*TEXT PROVIDED*.
## start

Not sure if this will help anyone, but I had troubles connecting to vsftpd after upgrading baselayout this morning.  I do not use virtual users, but had set up system accounts for each user.  Each user account had been specified the shell /bin/false.  After upgrading baselayout the /etc/shells file was overwritten with a new one that did not have /bin/false as a valid shell.  Adding /bin/false to /etc/shells fixed my problems.

----------

## Raffi

I've tried various things to fix this problem, but I can't seem to get virtual users working again.

Has anyone gotten virtual users working with vsftpd-2.0.3-r1 and pam-0.78-r2?

----------

## UberLord

 *Raffi wrote:*   

> Has anyone gotten virtual users working with vsftpd-2.0.3-r1 and pam-0.78-r2?

 

I'm the new maintainer for vsftpd and I opened the original bug. It's not a vsftpd problem, but  a pam problem.

## end

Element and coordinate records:
## start

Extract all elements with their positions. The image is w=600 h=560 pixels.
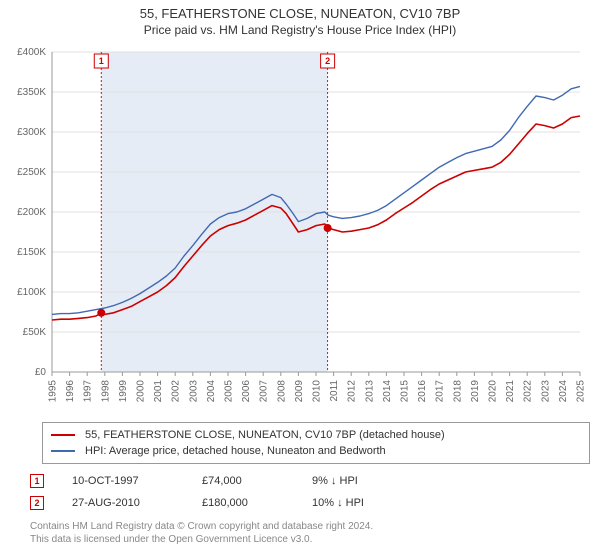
svg-text:£300K: £300K (17, 127, 46, 138)
footer-line1: Contains HM Land Registry data © Crown c… (30, 520, 590, 533)
sale-date: 10-OCT-1997 (72, 475, 202, 487)
svg-text:2010: 2010 (312, 380, 323, 403)
svg-text:2002: 2002 (171, 380, 182, 403)
legend-swatch-hpi (51, 450, 75, 452)
svg-text:2016: 2016 (417, 380, 428, 403)
svg-text:2018: 2018 (452, 380, 463, 403)
svg-text:2005: 2005 (224, 380, 235, 403)
svg-text:2: 2 (325, 56, 330, 66)
sale-delta: 9% ↓ HPI (312, 475, 432, 487)
svg-text:1: 1 (99, 56, 104, 66)
svg-text:£400K: £400K (17, 47, 46, 58)
svg-text:£100K: £100K (17, 287, 46, 298)
sale-marker-2-num: 2 (34, 498, 39, 508)
svg-text:2007: 2007 (259, 380, 270, 403)
svg-text:£200K: £200K (17, 207, 46, 218)
footer-attribution: Contains HM Land Registry data © Crown c… (30, 520, 590, 546)
footer-line2: This data is licensed under the Open Gov… (30, 533, 590, 546)
title-address: 55, FEATHERSTONE CLOSE, NUNEATON, CV10 7… (0, 6, 600, 21)
svg-text:2000: 2000 (136, 380, 147, 403)
legend-row-price-paid: 55, FEATHERSTONE CLOSE, NUNEATON, CV10 7… (51, 427, 581, 443)
svg-text:2014: 2014 (382, 380, 393, 403)
svg-text:£50K: £50K (23, 327, 47, 338)
svg-text:2006: 2006 (241, 380, 252, 403)
chart-area: £0 £50K £100K £150K £200K £250K £300K £350K £400… (10, 44, 590, 414)
svg-text:1997: 1997 (83, 380, 94, 403)
sale-marker-2: 2 (30, 496, 44, 510)
svg-text:2008: 2008 (276, 380, 287, 403)
svg-text:£350K: £350K (17, 87, 46, 98)
svg-text:2022: 2022 (523, 380, 534, 403)
svg-text:1995: 1995 (48, 380, 59, 403)
title-subtitle: Price paid vs. HM Land Registry's House … (0, 23, 600, 37)
legend-label-price-paid: 55, FEATHERSTONE CLOSE, NUNEATON, CV10 7… (85, 429, 445, 441)
sale-marker-1: 1 (30, 474, 44, 488)
svg-text:2012: 2012 (347, 380, 358, 403)
svg-text:2003: 2003 (188, 380, 199, 403)
chart-container: 55, FEATHERSTONE CLOSE, NUNEATON, CV10 7… (0, 0, 600, 560)
legend: 55, FEATHERSTONE CLOSE, NUNEATON, CV10 7… (42, 422, 590, 464)
svg-text:2023: 2023 (540, 380, 551, 403)
svg-text:£0: £0 (35, 367, 47, 378)
sale-delta: 10% ↓ HPI (312, 497, 432, 509)
svg-text:2013: 2013 (364, 380, 375, 403)
sale-price: £180,000 (202, 497, 312, 509)
svg-text:£250K: £250K (17, 167, 46, 178)
title-block: 55, FEATHERSTONE CLOSE, NUNEATON, CV10 7… (0, 0, 600, 37)
svg-text:2009: 2009 (294, 380, 305, 403)
svg-text:2017: 2017 (435, 380, 446, 403)
svg-text:2021: 2021 (505, 380, 516, 403)
svg-text:2004: 2004 (206, 380, 217, 403)
svg-text:2024: 2024 (558, 380, 569, 403)
legend-swatch-price-paid (51, 434, 75, 436)
legend-label-hpi: HPI: Average price, detached house, Nune… (85, 445, 386, 457)
sale-row: 2 27-AUG-2010 £180,000 10% ↓ HPI (30, 492, 590, 514)
svg-text:2025: 2025 (576, 380, 587, 403)
line-chart: £0 £50K £100K £150K £200K £250K £300K £350K £400… (10, 44, 590, 414)
svg-text:1998: 1998 (100, 380, 111, 403)
svg-text:2020: 2020 (488, 380, 499, 403)
sale-row: 1 10-OCT-1997 £74,000 9% ↓ HPI (30, 470, 590, 492)
svg-text:2015: 2015 (400, 380, 411, 403)
svg-text:2019: 2019 (470, 380, 481, 403)
svg-text:1999: 1999 (118, 380, 129, 403)
sale-records: 1 10-OCT-1997 £74,000 9% ↓ HPI 2 27-AUG-… (30, 470, 590, 514)
sale-price: £74,000 (202, 475, 312, 487)
svg-text:2001: 2001 (153, 380, 164, 403)
sale-marker-1-num: 1 (34, 476, 39, 486)
legend-row-hpi: HPI: Average price, detached house, Nune… (51, 443, 581, 459)
sale-date: 27-AUG-2010 (72, 497, 202, 509)
svg-text:£150K: £150K (17, 247, 46, 258)
svg-text:2011: 2011 (329, 380, 340, 402)
svg-text:1996: 1996 (65, 380, 76, 403)
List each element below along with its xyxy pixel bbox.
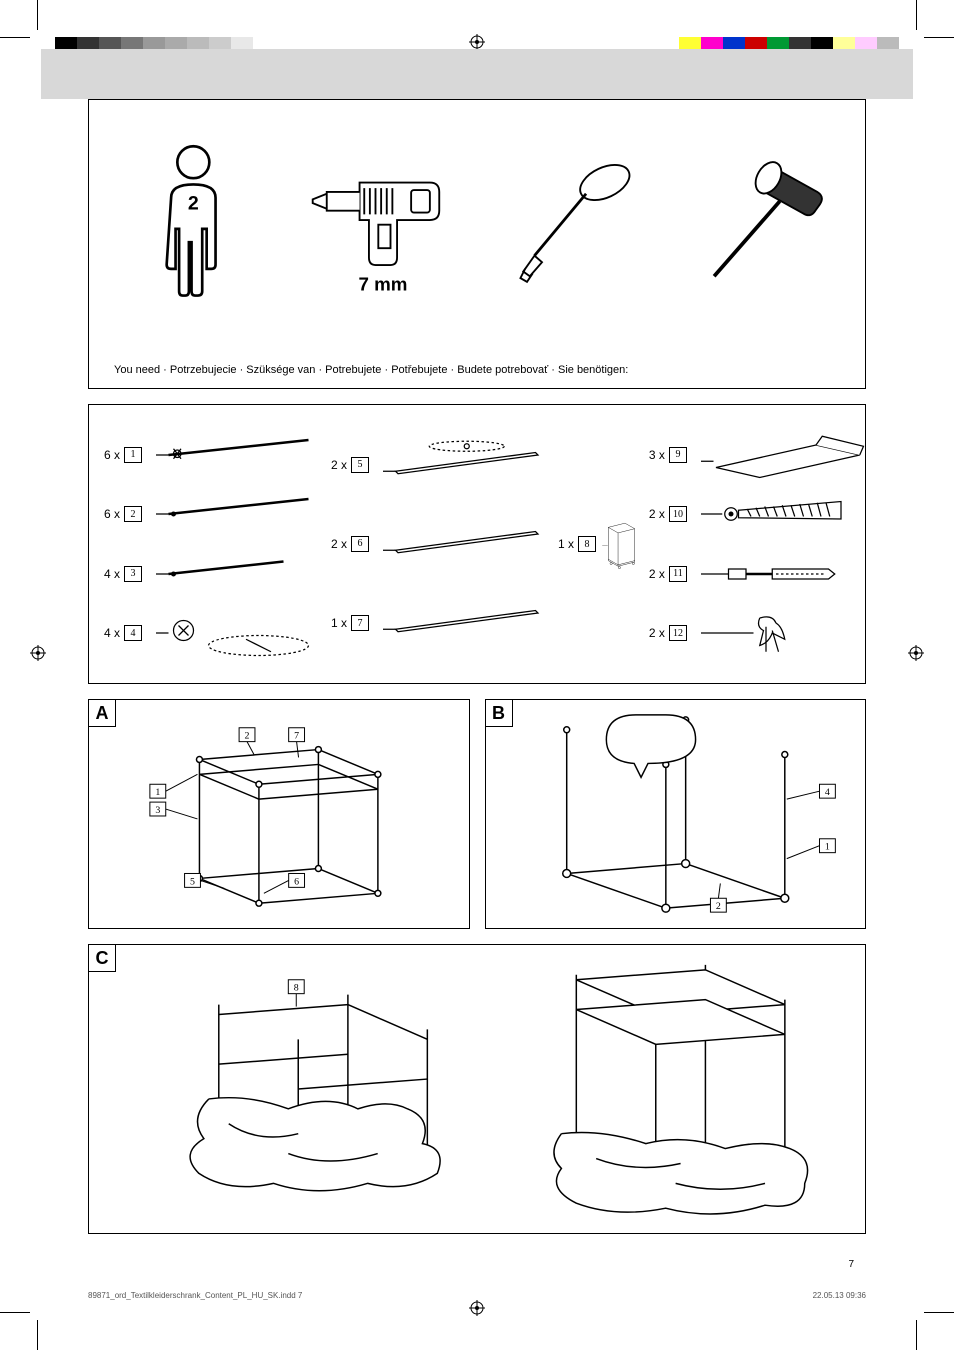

## end

*YOUR TASKS*.
(1) Answer these questions using the vsftpd forum thread:
(a) Which shell had been assigned to each system account?
(b) Which versions of vsftpd and pam does Raffi ask about?
(c) According to UberLord, is the problem with vsftpd or with something else?
(2) In the vsftpd forum thread, rewrite the paragraph beginning "Not sure if this will help anyone" as a short list of its main facts.
(3) Continue the vsftpd forum thread from its last sentence.

*ANSWERS TO EACH TASK*.
(1)
(a) Each account had the shell /bin/false.
(b) vsftpd-2.0.3-r1 and pam-0.78-r2.
(c) It is not a vsftpd problem but a pam problem.

(2)
- After a baselayout upgrade, connecting to vsftpd stopped working.
- Virtual users were not used; each user had a system account with the shell /bin/false.
- The upgrade overwrote /etc/shells with a version that did not list /bin/false as a valid shell.
- Adding /bin/false back to /etc/shells fixed the problem.

(3)
I do use virtual users, but they are LDAP and not db. Basically.any virtual that is not pam_userdb based works  :Smile: 

----------

## Raffi

Good to know. So any change the userdb stuff will get fixed soon? Barring that, any chance there is a howto for other types of virtual users?

Thanks.

----------

## UberLord

 *Raffi wrote:*   

> Good to know. So any change the userdb stuff will get fixed soon?

 

Soon? Probably not.

If you're using nptl,disabling it may help.

 *Quote:*   

>  Barring that, any chance there is a howto for other types of virtual users?

 

What kinda of backend do you want

LDAP? Postgres? MySQL? something else?

Basically, take your pick. Most daemons - including vsftpd - have PAM support - and PAM works with LDAP, Postgres, etc etc - just not userdb files. Heh

----------

## Raffi

The ftp server has mysql in use and has postgres available. Either of those would work for me.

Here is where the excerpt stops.